### [DIRECTIONS]
Read the records below. Copy each line where the string "执业证书编号" occurs.
= = = = =
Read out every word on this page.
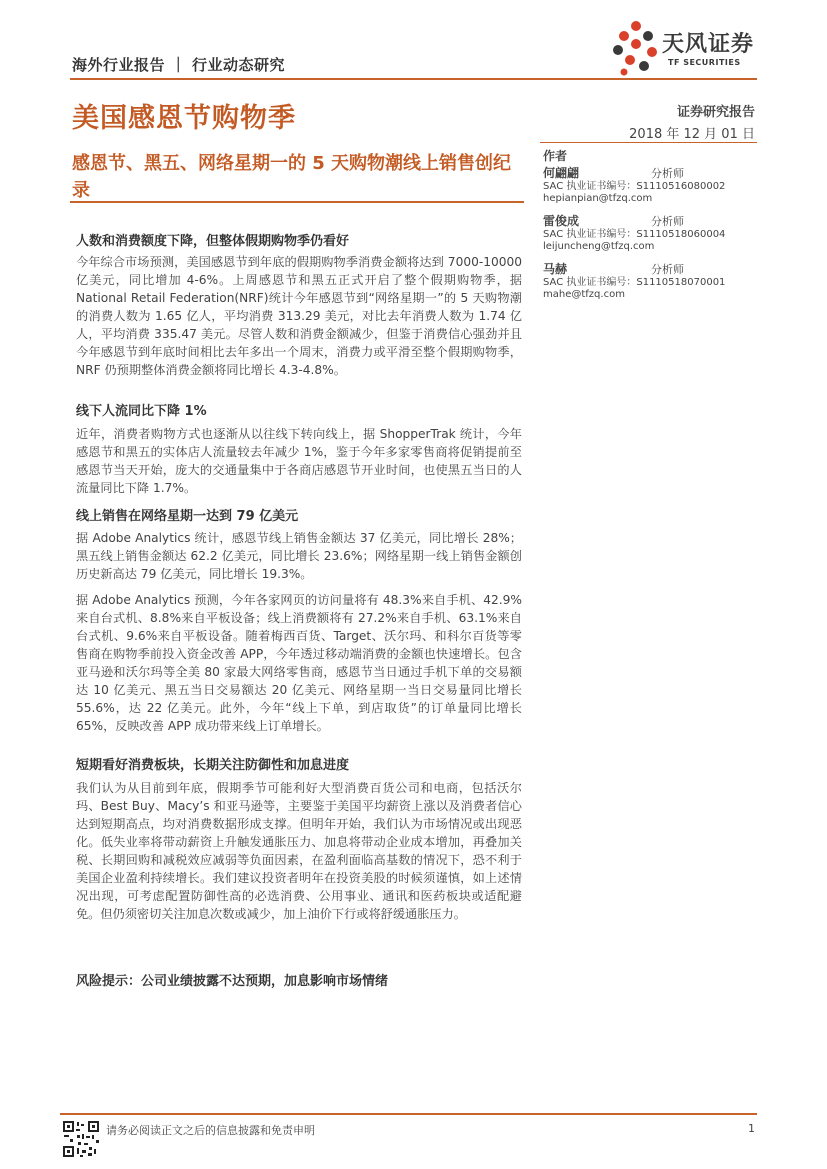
海外行业报告 ｜ 行业动态研究
天风证券
TF SECURITIES
美国感恩节购物季
感恩节、黑五、网络星期一的 5 天购物潮线上销售创纪录
证券研究报告
2018 年 12 月 01 日
作者
何翩翩	分析师
SAC 执业证书编号：S1110516080002
hepianpian@tfzq.com
雷俊成	分析师
SAC 执业证书编号：S1110518060004
leijuncheng@tfzq.com
马赫	分析师
SAC 执业证书编号：S1110518070001
mahe@tfzq.com
人数和消费额度下降，但整体假期购物季仍看好
今年综合市场预测，美国感恩节到年底的假期购物季消费金额将达到 7000-10000 亿美元，同比增加 4-6%。上周感恩节和黑五正式开启了整个假期购物季，据 National Retail Federation(NRF)统计今年感恩节到“网络星期一”的 5 天购物潮的消费人数为 1.65 亿人，平均消费 313.29 美元，对比去年消费人数为 1.74 亿人，平均消费 335.47 美元。尽管人数和消费金额减少，但鉴于消费信心强劲并且今年感恩节到年底时间相比去年多出一个周末，消费力或平滑至整个假期购物季，NRF 仍预期整体消费金额将同比增长 4.3-4.8%。
线下人流同比下降 1%
近年，消费者购物方式也逐渐从以往线下转向线上，据 ShopperTrak 统计，今年感恩节和黑五的实体店人流量较去年减少 1%，鉴于今年多家零售商将促销提前至感恩节当天开始，庞大的交通量集中于各商店感恩节开业时间，也使黑五当日的人流量同比下降 1.7%。
线上销售在网络星期一达到 79 亿美元
据 Adobe Analytics 统计，感恩节线上销售金额达 37 亿美元，同比增长 28%；黑五线上销售金额达 62.2 亿美元，同比增长 23.6%；网络星期一线上销售金额创历史新高达 79 亿美元，同比增长 19.3%。
据 Adobe Analytics 预测，今年各家网页的访问量将有 48.3%来自手机、42.9%来自台式机、8.8%来自平板设备；线上消费额将有 27.2%来自手机、63.1%来自台式机、9.6%来自平板设备。随着梅西百货、Target、沃尔玛、和科尔百货等零售商在购物季前投入资金改善 APP，今年透过移动端消费的金额也快速增长。包含亚马逊和沃尔玛等全美 80 家最大网络零售商，感恩节当日通过手机下单的交易额达 10 亿美元、黑五当日交易额达 20 亿美元、网络星期一当日交易量同比增长 55.6%，达 22 亿美元。此外，今年“线上下单，到店取货”的订单量同比增长 65%，反映改善 APP 成功带来线上订单增长。
短期看好消费板块，长期关注防御性和加息进度
我们认为从目前到年底，假期季节可能利好大型消费百货公司和电商，包括沃尔玛、Best Buy、Macy’s 和亚马逊等，主要鉴于美国平均薪资上涨以及消费者信心达到短期高点，均对消费数据形成支撑。但明年开始，我们认为市场情况或出现恶化。低失业率将带动薪资上升触发通胀压力、加息将带动企业成本增加，再叠加关税、长期回购和减税效应减弱等负面因素，在盈利面临高基数的情况下，恐不利于美国企业盈利持续增长。我们建议投资者明年在投资美股的时候须谨慎，如上述情况出现，可考虑配置防御性高的必选消费、公用事业、通讯和医药板块或适配避免。但仍须密切关注加息次数或减少，加上油价下行或将舒缓通胀压力。
风险提示：公司业绩披露不达预期，加息影响市场情绪
请务必阅读正文之后的信息披露和免责申明	1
= = = = =
### [TASK ANSWER]
SAC 执业证书编号：S1110516080002
SAC 执业证书编号：S1110518060004
SAC 执业证书编号：S1110518070001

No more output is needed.